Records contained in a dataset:
/---

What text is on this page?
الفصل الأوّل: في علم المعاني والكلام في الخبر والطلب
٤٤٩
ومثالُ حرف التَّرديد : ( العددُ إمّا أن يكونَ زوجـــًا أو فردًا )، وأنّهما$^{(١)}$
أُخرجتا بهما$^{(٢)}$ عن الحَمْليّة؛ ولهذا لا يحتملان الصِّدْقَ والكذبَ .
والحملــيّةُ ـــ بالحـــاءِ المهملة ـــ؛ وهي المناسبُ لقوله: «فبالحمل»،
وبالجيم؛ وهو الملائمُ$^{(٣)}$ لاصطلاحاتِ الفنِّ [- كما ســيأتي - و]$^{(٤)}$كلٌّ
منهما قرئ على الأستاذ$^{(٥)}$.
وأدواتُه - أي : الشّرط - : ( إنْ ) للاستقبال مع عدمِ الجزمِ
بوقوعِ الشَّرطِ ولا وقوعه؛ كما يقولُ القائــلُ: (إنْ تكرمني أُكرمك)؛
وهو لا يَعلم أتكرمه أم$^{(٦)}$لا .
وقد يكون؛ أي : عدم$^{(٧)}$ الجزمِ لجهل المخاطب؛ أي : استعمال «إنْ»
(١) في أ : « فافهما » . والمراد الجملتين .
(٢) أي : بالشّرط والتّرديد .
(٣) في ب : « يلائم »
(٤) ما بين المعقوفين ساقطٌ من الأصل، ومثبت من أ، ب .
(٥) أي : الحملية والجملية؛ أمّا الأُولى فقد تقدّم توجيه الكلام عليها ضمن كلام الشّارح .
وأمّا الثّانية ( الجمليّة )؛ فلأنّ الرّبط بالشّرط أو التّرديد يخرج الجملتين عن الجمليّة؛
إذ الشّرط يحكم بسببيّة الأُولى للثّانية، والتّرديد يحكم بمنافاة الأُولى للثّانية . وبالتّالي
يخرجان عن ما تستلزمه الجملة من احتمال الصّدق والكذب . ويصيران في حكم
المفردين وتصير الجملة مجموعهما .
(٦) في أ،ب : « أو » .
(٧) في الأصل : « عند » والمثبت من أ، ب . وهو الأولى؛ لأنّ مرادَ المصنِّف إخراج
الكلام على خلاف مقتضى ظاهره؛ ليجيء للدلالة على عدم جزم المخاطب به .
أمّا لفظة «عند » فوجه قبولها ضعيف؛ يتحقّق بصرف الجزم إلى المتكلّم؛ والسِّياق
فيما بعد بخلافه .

\---

• _Challenge_: Retype the whole listing above exactly.

• _Problem solution_:
What text is on this page?
الفصل الأوّل: في علم المعاني والكلام في الخبر والطلب
٤٤٩
ومثالُ حرف التَّرديد : ( العددُ إمّا أن يكونَ زوجـــًا أو فردًا )، وأنّهما$^{(١)}$
أُخرجتا بهما$^{(٢)}$ عن الحَمْليّة؛ ولهذا لا يحتملان الصِّدْقَ والكذبَ .
والحملــيّةُ ـــ بالحـــاءِ المهملة ـــ؛ وهي المناسبُ لقوله: «فبالحمل»،
وبالجيم؛ وهو الملائمُ$^{(٣)}$ لاصطلاحاتِ الفنِّ [- كما ســيأتي - و]$^{(٤)}$كلٌّ
منهما قرئ على الأستاذ$^{(٥)}$.
وأدواتُه - أي : الشّرط - : ( إنْ ) للاستقبال مع عدمِ الجزمِ
بوقوعِ الشَّرطِ ولا وقوعه؛ كما يقولُ القائــلُ: (إنْ تكرمني أُكرمك)؛
وهو لا يَعلم أتكرمه أم$^{(٦)}$لا .
وقد يكون؛ أي : عدم$^{(٧)}$ الجزمِ لجهل المخاطب؛ أي : استعمال «إنْ»
(١) في أ : « فافهما » . والمراد الجملتين .
(٢) أي : بالشّرط والتّرديد .
(٣) في ب : « يلائم »
(٤) ما بين المعقوفين ساقطٌ من الأصل، ومثبت من أ، ب .
(٥) أي : الحملية والجملية؛ أمّا الأُولى فقد تقدّم توجيه الكلام عليها ضمن كلام الشّارح .
وأمّا الثّانية ( الجمليّة )؛ فلأنّ الرّبط بالشّرط أو التّرديد يخرج الجملتين عن الجمليّة؛
إذ الشّرط يحكم بسببيّة الأُولى للثّانية، والتّرديد يحكم بمنافاة الأُولى للثّانية . وبالتّالي
يخرجان عن ما تستلزمه الجملة من احتمال الصّدق والكذب . ويصيران في حكم
المفردين وتصير الجملة مجموعهما .
(٦) في أ،ب : « أو » .
(٧) في الأصل : « عند » والمثبت من أ، ب . وهو الأولى؛ لأنّ مرادَ المصنِّف إخراج
الكلام على خلاف مقتضى ظاهره؛ ليجيء للدلالة على عدم جزم المخاطب به .
أمّا لفظة «عند » فوجه قبولها ضعيف؛ يتحقّق بصرف الجزم إلى المتكلّم؛ والسِّياق
فيما بعد بخلافه .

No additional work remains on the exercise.